-- START OF Material supplied --

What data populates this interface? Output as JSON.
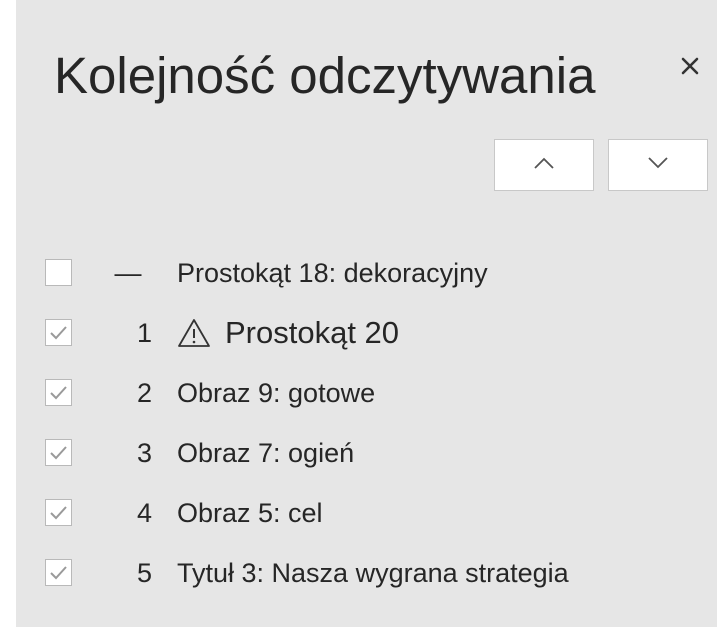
{
  "pane": {
    "title": "Kolejność odczytywania",
    "close_glyph": "×"
  },
  "toolbar": {
    "move_up_icon": "chevron-up-icon",
    "move_down_icon": "chevron-down-icon"
  },
  "items": [
    {
      "checked": false,
      "order": "—",
      "label": "Prostokąt 18: dekoracyjny",
      "warning": false
    },
    {
      "checked": true,
      "order": "1",
      "label": "Prostokąt 20",
      "warning": true
    },
    {
      "checked": true,
      "order": "2",
      "label": "Obraz 9: gotowe",
      "warning": false
    },
    {
      "checked": true,
      "order": "3",
      "label": "Obraz 7: ogień",
      "warning": false
    },
    {
      "checked": true,
      "order": "4",
      "label": "Obraz 5: cel",
      "warning": false
    },
    {
      "checked": true,
      "order": "5",
      "label": "Tytuł 3: Nasza wygrana strategia",
      "warning": false
    }
  ],
  "colors": {
    "pane_background": "#e6e6e6",
    "text": "#262626",
    "checkmark": "#9a9a9a",
    "button_background": "#ffffff"
  }
}
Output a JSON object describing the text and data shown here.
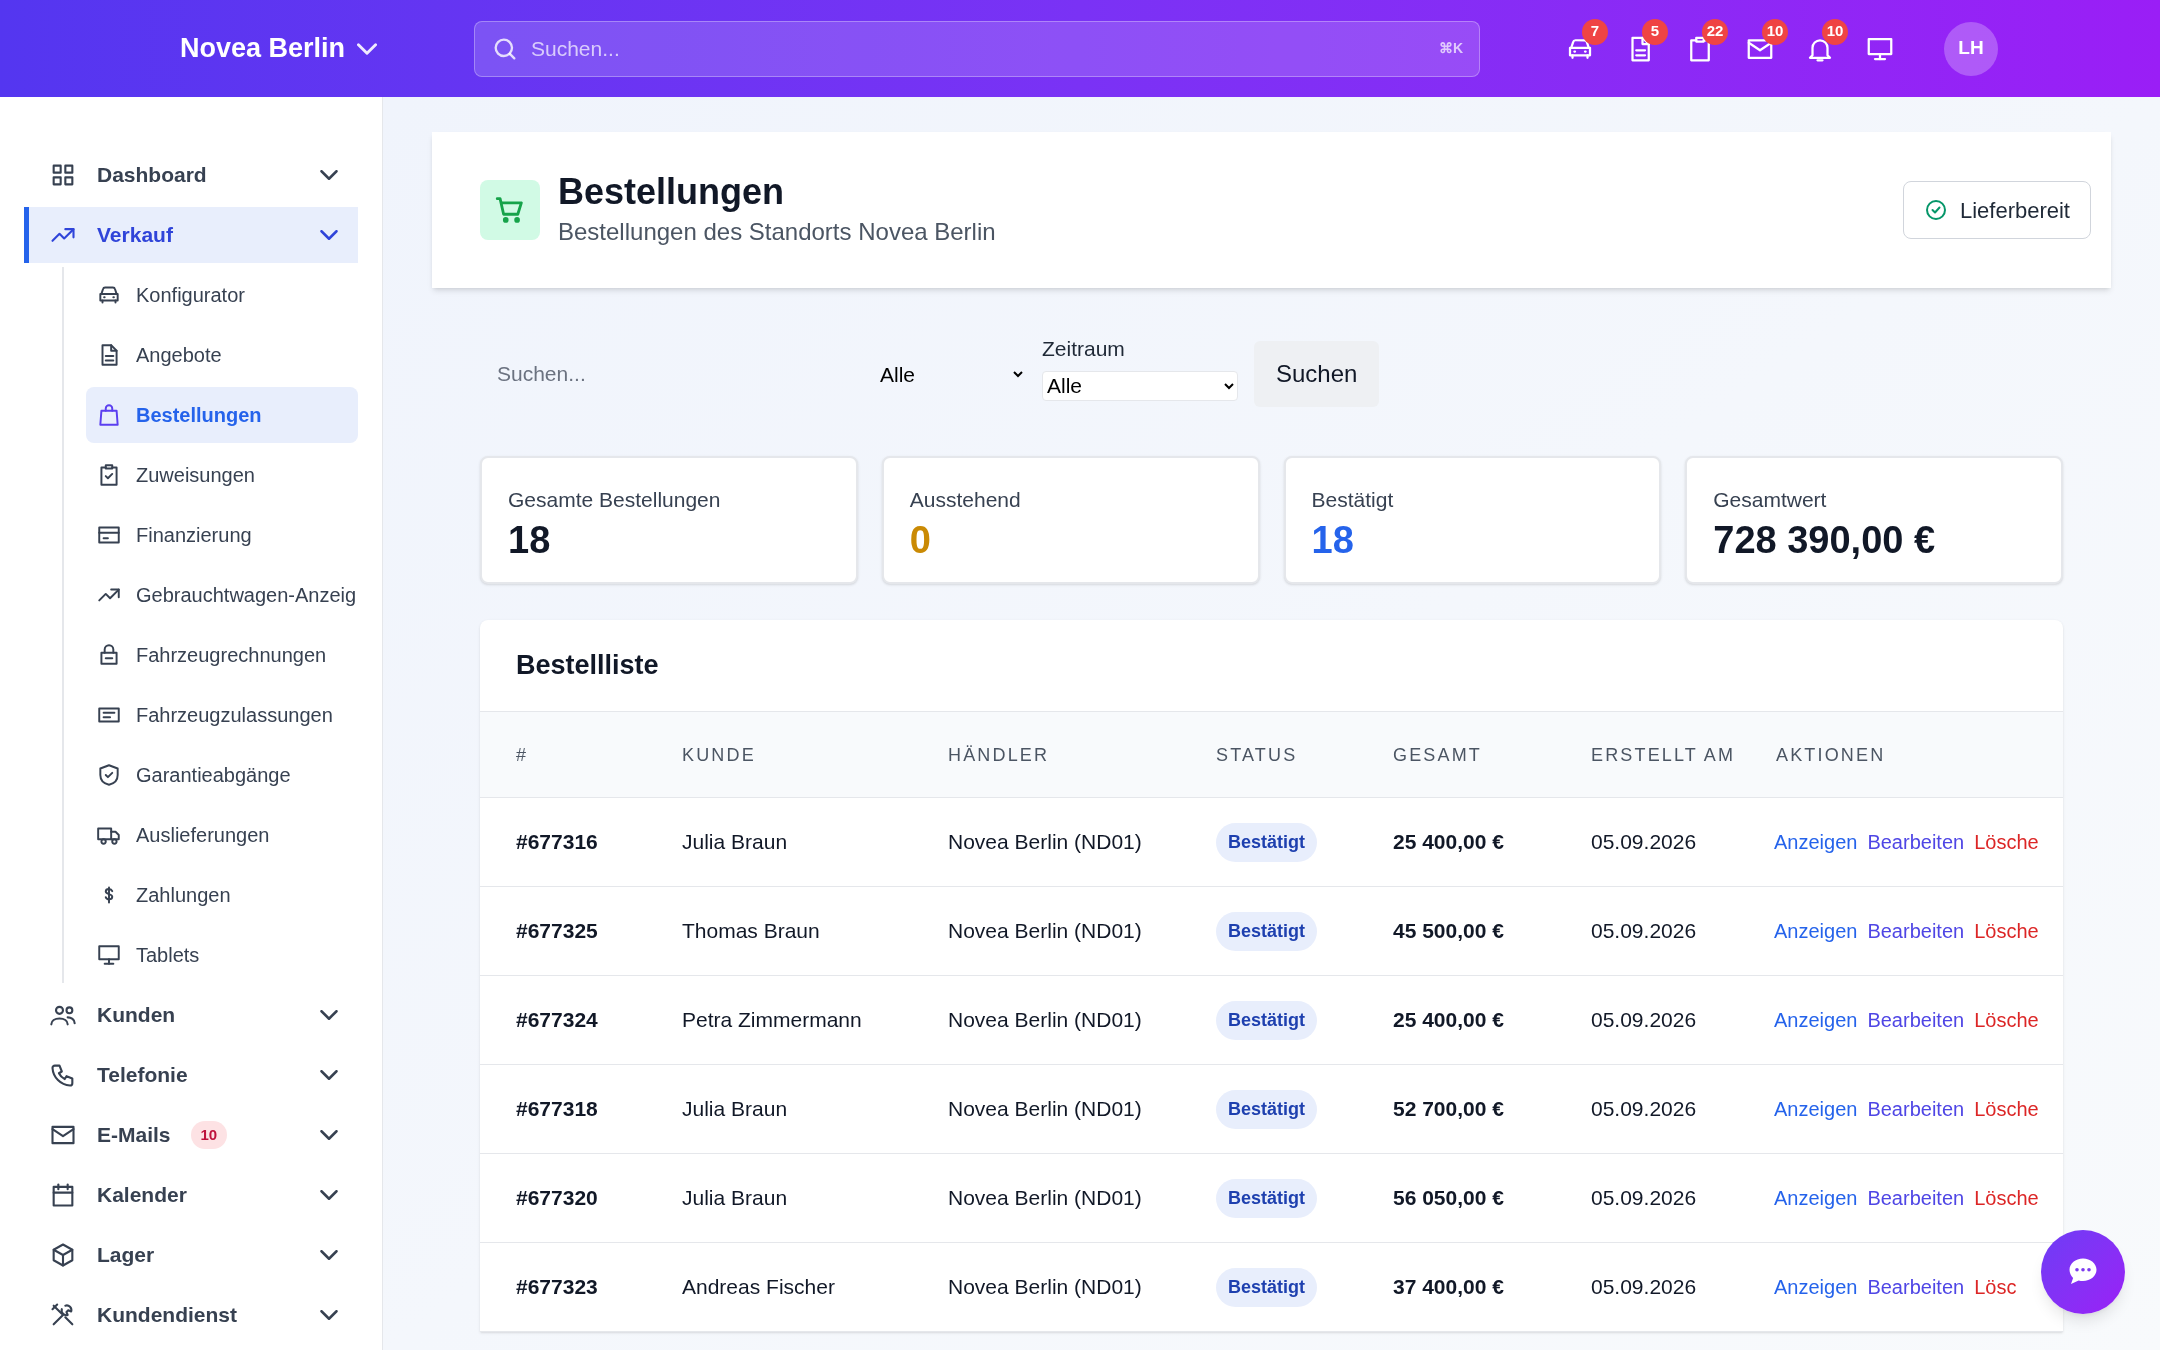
{
  "header": {
    "brand": "Novea Berlin",
    "search": {
      "placeholder": "Suchen...",
      "shortcut": "⌘K"
    },
    "notifications": [
      {
        "count": "7"
      },
      {
        "count": "5"
      },
      {
        "count": "22"
      },
      {
        "count": "10"
      },
      {
        "count": "10"
      }
    ],
    "avatar": "LH"
  },
  "sidebar": {
    "items": [
      {
        "label": "Dashboard",
        "selected": false
      },
      {
        "label": "Verkauf",
        "selected": true,
        "children": [
          {
            "label": "Konfigurator",
            "selected": false
          },
          {
            "label": "Angebote",
            "selected": false
          },
          {
            "label": "Bestellungen",
            "selected": true
          },
          {
            "label": "Zuweisungen",
            "selected": false
          },
          {
            "label": "Finanzierung",
            "selected": false
          },
          {
            "label": "Gebrauchtwagen-Anzeig",
            "selected": false
          },
          {
            "label": "Fahrzeugrechnungen",
            "selected": false
          },
          {
            "label": "Fahrzeugzulassungen",
            "selected": false
          },
          {
            "label": "Garantieabgänge",
            "selected": false
          },
          {
            "label": "Auslieferungen",
            "selected": false
          },
          {
            "label": "Zahlungen",
            "selected": false
          },
          {
            "label": "Tablets",
            "selected": false
          }
        ]
      },
      {
        "label": "Kunden",
        "selected": false
      },
      {
        "label": "Telefonie",
        "selected": false
      },
      {
        "label": "E-Mails",
        "selected": false,
        "badge": "10"
      },
      {
        "label": "Kalender",
        "selected": false
      },
      {
        "label": "Lager",
        "selected": false
      },
      {
        "label": "Kundendienst",
        "selected": false
      }
    ]
  },
  "page": {
    "title": "Bestellungen",
    "subtitle": "Bestellungen des Standorts Novea Berlin",
    "action": "Lieferbereit"
  },
  "filters": {
    "search": {
      "placeholder": "Suchen..."
    },
    "status": {
      "value": "Alle"
    },
    "period": {
      "label": "Zeitraum",
      "value": "Alle"
    },
    "button": "Suchen"
  },
  "stats": [
    {
      "label": "Gesamte Bestellungen",
      "value": "18",
      "color": "#111827"
    },
    {
      "label": "Ausstehend",
      "value": "0",
      "color": "#ca8a04"
    },
    {
      "label": "Bestätigt",
      "value": "18",
      "color": "#2563eb"
    },
    {
      "label": "Gesamtwert",
      "value": "728 390,00 €",
      "color": "#111827"
    }
  ],
  "table": {
    "title": "Bestellliste",
    "columns": [
      "#",
      "KUNDE",
      "HÄNDLER",
      "STATUS",
      "GESAMT",
      "ERSTELLT AM",
      "AKTIONEN"
    ],
    "rows": [
      {
        "id": "#677316",
        "customer": "Julia Braun",
        "dealer": "Novea Berlin (ND01)",
        "status": "Bestätigt",
        "total": "25 400,00 €",
        "created": "05.09.2026",
        "actions": [
          "Anzeigen",
          "Bearbeiten",
          "Lösche"
        ]
      },
      {
        "id": "#677325",
        "customer": "Thomas Braun",
        "dealer": "Novea Berlin (ND01)",
        "status": "Bestätigt",
        "total": "45 500,00 €",
        "created": "05.09.2026",
        "actions": [
          "Anzeigen",
          "Bearbeiten",
          "Lösche"
        ]
      },
      {
        "id": "#677324",
        "customer": "Petra Zimmermann",
        "dealer": "Novea Berlin (ND01)",
        "status": "Bestätigt",
        "total": "25 400,00 €",
        "created": "05.09.2026",
        "actions": [
          "Anzeigen",
          "Bearbeiten",
          "Lösche"
        ]
      },
      {
        "id": "#677318",
        "customer": "Julia Braun",
        "dealer": "Novea Berlin (ND01)",
        "status": "Bestätigt",
        "total": "52 700,00 €",
        "created": "05.09.2026",
        "actions": [
          "Anzeigen",
          "Bearbeiten",
          "Lösche"
        ]
      },
      {
        "id": "#677320",
        "customer": "Julia Braun",
        "dealer": "Novea Berlin (ND01)",
        "status": "Bestätigt",
        "total": "56 050,00 €",
        "created": "05.09.2026",
        "actions": [
          "Anzeigen",
          "Bearbeiten",
          "Lösche"
        ]
      },
      {
        "id": "#677323",
        "customer": "Andreas Fischer",
        "dealer": "Novea Berlin (ND01)",
        "status": "Bestätigt",
        "total": "37 400,00 €",
        "created": "05.09.2026",
        "actions": [
          "Anzeigen",
          "Bearbeiten",
          "Lösc"
        ]
      }
    ]
  }
}
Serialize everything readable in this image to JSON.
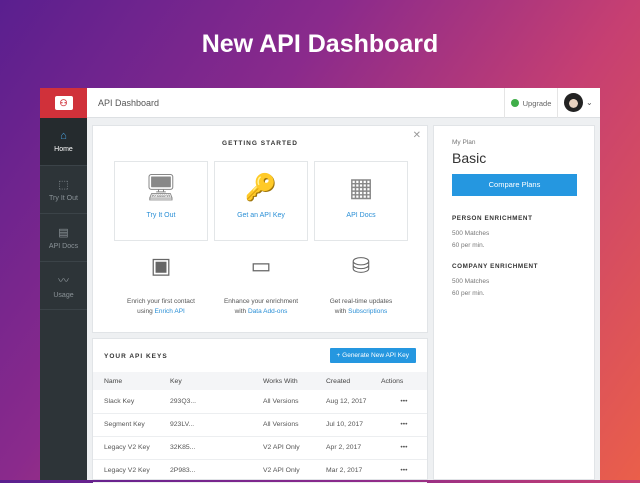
{
  "headline": "New API Dashboard",
  "topbar": {
    "title": "API Dashboard",
    "upgrade": "Upgrade"
  },
  "sidebar": {
    "items": [
      {
        "label": "Home",
        "icon": "home-icon",
        "active": true
      },
      {
        "label": "Try It Out",
        "icon": "cursor-icon"
      },
      {
        "label": "API Docs",
        "icon": "doc-icon"
      },
      {
        "label": "Usage",
        "icon": "chart-icon"
      }
    ]
  },
  "getting_started": {
    "title": "GETTING STARTED",
    "tiles": [
      {
        "label": "Try It Out"
      },
      {
        "label": "Get an API Key"
      },
      {
        "label": "API Docs"
      }
    ],
    "features": [
      {
        "text": "Enrich your first contact",
        "prefix": "using",
        "link": "Enrich API"
      },
      {
        "text": "Enhance your enrichment",
        "prefix": "with",
        "link": "Data Add-ons"
      },
      {
        "text": "Get real-time updates",
        "prefix": "with",
        "link": "Subscriptions"
      }
    ]
  },
  "api_keys": {
    "title": "YOUR API KEYS",
    "generate": "+ Generate New API Key",
    "columns": [
      "Name",
      "Key",
      "Works With",
      "Created",
      "Actions"
    ],
    "rows": [
      [
        "Slack Key",
        "293Q3...",
        "All Versions",
        "Aug 12, 2017",
        "•••"
      ],
      [
        "Segment Key",
        "923LV...",
        "All Versions",
        "Jul 10, 2017",
        "•••"
      ],
      [
        "Legacy V2 Key",
        "32K85...",
        "V2 API Only",
        "Apr 2, 2017",
        "•••"
      ],
      [
        "Legacy V2 Key",
        "2P983...",
        "V2 API Only",
        "Mar 2, 2017",
        "•••"
      ]
    ]
  },
  "plan": {
    "label": "My Plan",
    "name": "Basic",
    "button": "Compare Plans",
    "sections": [
      {
        "title": "PERSON ENRICHMENT",
        "lines": [
          "500 Matches",
          "60 per min."
        ]
      },
      {
        "title": "COMPANY ENRICHMENT",
        "lines": [
          "500 Matches",
          "60 per min."
        ]
      }
    ]
  }
}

-- END OF Material supplied --

Output all of the records exactly as they appear above, but not the pictures.

▸ Solution to the problem
What data populates this interface? Output as JSON.
{
  "pane": {
    "title": "Kolejność odczytywania",
    "close_glyph": "×"
  },
  "toolbar": {
    "move_up_icon": "chevron-up-icon",
    "move_down_icon": "chevron-down-icon"
  },
  "items": [
    {
      "checked": false,
      "order": "—",
      "label": "Prostokąt 18: dekoracyjny",
      "warning": false
    },
    {
      "checked": true,
      "order": "1",
      "label": "Prostokąt 20",
      "warning": true
    },
    {
      "checked": true,
      "order": "2",
      "label": "Obraz 9: gotowe",
      "warning": false
    },
    {
      "checked": true,
      "order": "3",
      "label": "Obraz 7: ogień",
      "warning": false
    },
    {
      "checked": true,
      "order": "4",
      "label": "Obraz 5: cel",
      "warning": false
    },
    {
      "checked": true,
      "order": "5",
      "label": "Tytuł 3: Nasza wygrana strategia",
      "warning": false
    }
  ],
  "colors": {
    "pane_background": "#e6e6e6",
    "text": "#262626",
    "checkmark": "#9a9a9a",
    "button_background": "#ffffff"
  }
}
Output a JSON object describing the text and data shown here.
{
  "header": {
    "brand": "Novea Berlin",
    "search": {
      "placeholder": "Suchen...",
      "shortcut": "⌘K"
    },
    "notifications": [
      {
        "count": "7"
      },
      {
        "count": "5"
      },
      {
        "count": "22"
      },
      {
        "count": "10"
      },
      {
        "count": "10"
      }
    ],
    "avatar": "LH"
  },
  "sidebar": {
    "items": [
      {
        "label": "Dashboard",
        "selected": false
      },
      {
        "label": "Verkauf",
        "selected": true,
        "children": [
          {
            "label": "Konfigurator",
            "selected": false
          },
          {
            "label": "Angebote",
            "selected": false
          },
          {
            "label": "Bestellungen",
            "selected": true
          },
          {
            "label": "Zuweisungen",
            "selected": false
          },
          {
            "label": "Finanzierung",
            "selected": false
          },
          {
            "label": "Gebrauchtwagen-Anzeig",
            "selected": false
          },
          {
            "label": "Fahrzeugrechnungen",
            "selected": false
          },
          {
            "label": "Fahrzeugzulassungen",
            "selected": false
          },
          {
            "label": "Garantieabgänge",
            "selected": false
          },
          {
            "label": "Auslieferungen",
            "selected": false
          },
          {
            "label": "Zahlungen",
            "selected": false
          },
          {
            "label": "Tablets",
            "selected": false
          }
        ]
      },
      {
        "label": "Kunden",
        "selected": false
      },
      {
        "label": "Telefonie",
        "selected": false
      },
      {
        "label": "E-Mails",
        "selected": false,
        "badge": "10"
      },
      {
        "label": "Kalender",
        "selected": false
      },
      {
        "label": "Lager",
        "selected": false
      },
      {
        "label": "Kundendienst",
        "selected": false
      }
    ]
  },
  "page": {
    "title": "Bestellungen",
    "subtitle": "Bestellungen des Standorts Novea Berlin",
    "action": "Lieferbereit"
  },
  "filters": {
    "search": {
      "placeholder": "Suchen..."
    },
    "status": {
      "value": "Alle"
    },
    "period": {
      "label": "Zeitraum",
      "value": "Alle"
    },
    "button": "Suchen"
  },
  "stats": [
    {
      "label": "Gesamte Bestellungen",
      "value": "18",
      "color": "#111827"
    },
    {
      "label": "Ausstehend",
      "value": "0",
      "color": "#ca8a04"
    },
    {
      "label": "Bestätigt",
      "value": "18",
      "color": "#2563eb"
    },
    {
      "label": "Gesamtwert",
      "value": "728 390,00 €",
      "color": "#111827"
    }
  ],
  "table": {
    "title": "Bestellliste",
    "columns": [
      "#",
      "KUNDE",
      "HÄNDLER",
      "STATUS",
      "GESAMT",
      "ERSTELLT AM",
      "AKTIONEN"
    ],
    "rows": [
      {
        "id": "#677316",
        "customer": "Julia Braun",
        "dealer": "Novea Berlin (ND01)",
        "status": "Bestätigt",
        "total": "25 400,00 €",
        "created": "05.09.2026",
        "actions": [
          "Anzeigen",
          "Bearbeiten",
          "Lösche"
        ]
      },
      {
        "id": "#677325",
        "customer": "Thomas Braun",
        "dealer": "Novea Berlin (ND01)",
        "status": "Bestätigt",
        "total": "45 500,00 €",
        "created": "05.09.2026",
        "actions": [
          "Anzeigen",
          "Bearbeiten",
          "Lösche"
        ]
      },
      {
        "id": "#677324",
        "customer": "Petra Zimmermann",
        "dealer": "Novea Berlin (ND01)",
        "status": "Bestätigt",
        "total": "25 400,00 €",
        "created": "05.09.2026",
        "actions": [
          "Anzeigen",
          "Bearbeiten",
          "Lösche"
        ]
      },
      {
        "id": "#677318",
        "customer": "Julia Braun",
        "dealer": "Novea Berlin (ND01)",
        "status": "Bestätigt",
        "total": "52 700,00 €",
        "created": "05.09.2026",
        "actions": [
          "Anzeigen",
          "Bearbeiten",
          "Lösche"
        ]
      },
      {
        "id": "#677320",
        "customer": "Julia Braun",
        "dealer": "Novea Berlin (ND01)",
        "status": "Bestätigt",
        "total": "56 050,00 €",
        "created": "05.09.2026",
        "actions": [
          "Anzeigen",
          "Bearbeiten",
          "Lösche"
        ]
      },
      {
        "id": "#677323",
        "customer": "Andreas Fischer",
        "dealer": "Novea Berlin (ND01)",
        "status": "Bestätigt",
        "total": "37 400,00 €",
        "created": "05.09.2026",
        "actions": [
          "Anzeigen",
          "Bearbeiten",
          "Lösc"
        ]
      }
    ]
  }
}
Serialize everything readable in this image to JSON.
{
  "headline": "New API Dashboard",
  "topbar": {
    "title": "API Dashboard",
    "upgrade": "Upgrade"
  },
  "sidebar": {
    "items": [
      {
        "label": "Home",
        "icon": "home-icon",
        "active": true
      },
      {
        "label": "Try It Out",
        "icon": "cursor-icon"
      },
      {
        "label": "API Docs",
        "icon": "doc-icon"
      },
      {
        "label": "Usage",
        "icon": "chart-icon"
      }
    ]
  },
  "getting_started": {
    "title": "GETTING STARTED",
    "tiles": [
      {
        "label": "Try It Out"
      },
      {
        "label": "Get an API Key"
      },
      {
        "label": "API Docs"
      }
    ],
    "features": [
      {
        "text": "Enrich your first contact",
        "prefix": "using",
        "link": "Enrich API"
      },
      {
        "text": "Enhance your enrichment",
        "prefix": "with",
        "link": "Data Add-ons"
      },
      {
        "text": "Get real-time updates",
        "prefix": "with",
        "link": "Subscriptions"
      }
    ]
  },
  "api_keys": {
    "title": "YOUR API KEYS",
    "generate": "+ Generate New API Key",
    "columns": [
      "Name",
      "Key",
      "Works With",
      "Created",
      "Actions"
    ],
    "rows": [
      [
        "Slack Key",
        "293Q3...",
        "All Versions",
        "Aug 12, 2017",
        "•••"
      ],
      [
        "Segment Key",
        "923LV...",
        "All Versions",
        "Jul 10, 2017",
        "•••"
      ],
      [
        "Legacy V2 Key",
        "32K85...",
        "V2 API Only",
        "Apr 2, 2017",
        "•••"
      ],
      [
        "Legacy V2 Key",
        "2P983...",
        "V2 API Only",
        "Mar 2, 2017",
        "•••"
      ]
    ]
  },
  "plan": {
    "label": "My Plan",
    "name": "Basic",
    "button": "Compare Plans",
    "sections": [
      {
        "title": "PERSON ENRICHMENT",
        "lines": [
          "500 Matches",
          "60 per min."
        ]
      },
      {
        "title": "COMPANY ENRICHMENT",
        "lines": [
          "500 Matches",
          "60 per min."
        ]
      }
    ]
  }
}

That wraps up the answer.